Dataset items:
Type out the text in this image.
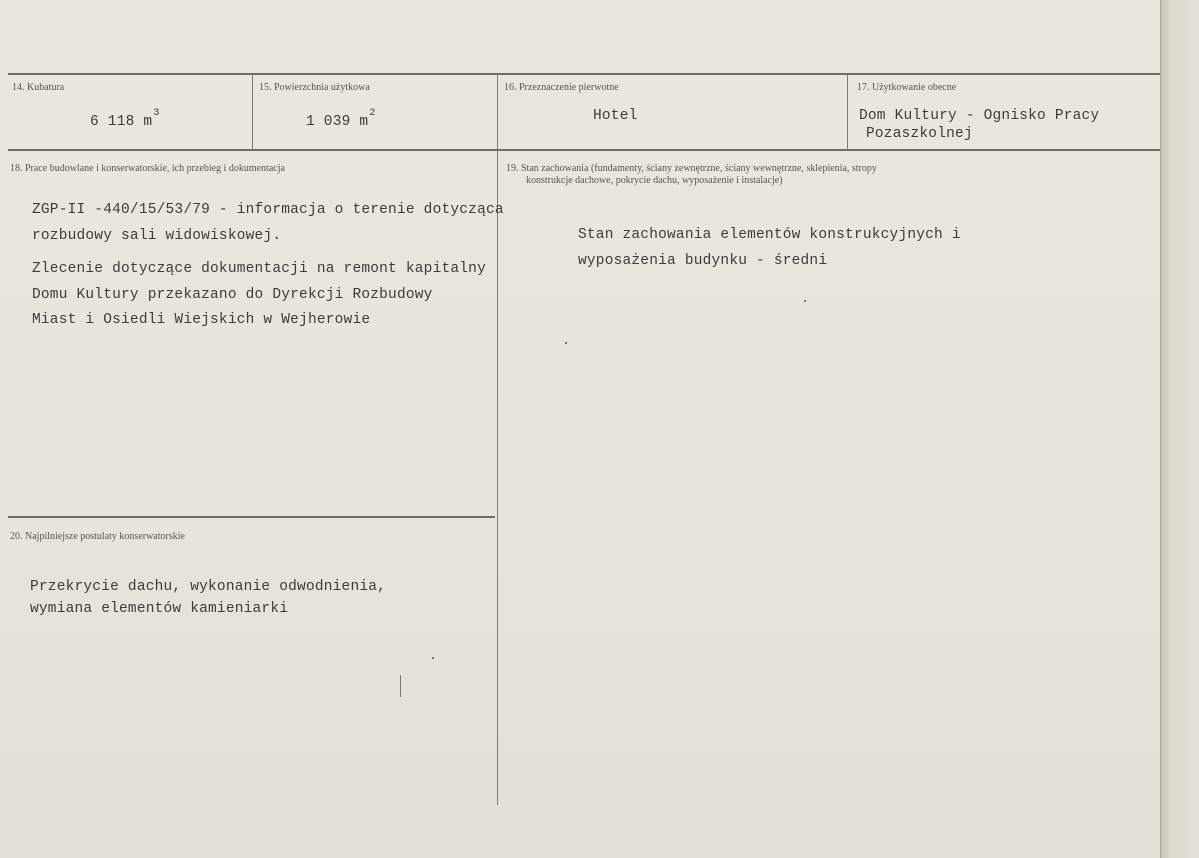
14. Kubatura
6 118 $m^3$
15. Powierzchnia użytkowa
1 039 $m^2$
16. Przeznaczenie pierwotne
Hotel
17. Użytkowanie obecne
Dom Kultury - Ognisko Pracy
Pozaszkolnej
18. Prace budowlane i konserwatorskie, ich przebieg i dokumentacja
ZGP-II -440/15/53/79 - informacja o terenie dotycząca
rozbudowy sali widowiskowej.
Zlecenie dotyczące dokumentacji na remont kapitalny
Domu Kultury przekazano do Dyrekcji Rozbudowy
Miast i Osiedli Wiejskich w Wejherowie
19. Stan zachowania (fundamenty, ściany zewnętrzne, ściany wewnętrzne, sklepienia, stropy
konstrukcje dachowe, pokrycie dachu, wyposażenie i instalacje)
Stan zachowania elementów konstrukcyjnych i
wyposażenia budynku - średni
20. Najpilniejsze postulaty konserwatorskie
Przekrycie dachu, wykonanie odwodnienia,
wymiana elementów kamieniarki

### EXERCISE AIM
Select every line of the material above holding the word "konserwatorskie" and copy it.

### WRITTEN SOLUTION
18. Prace budowlane i konserwatorskie, ich przebieg i dokumentacja
20. Najpilniejsze postulaty konserwatorskie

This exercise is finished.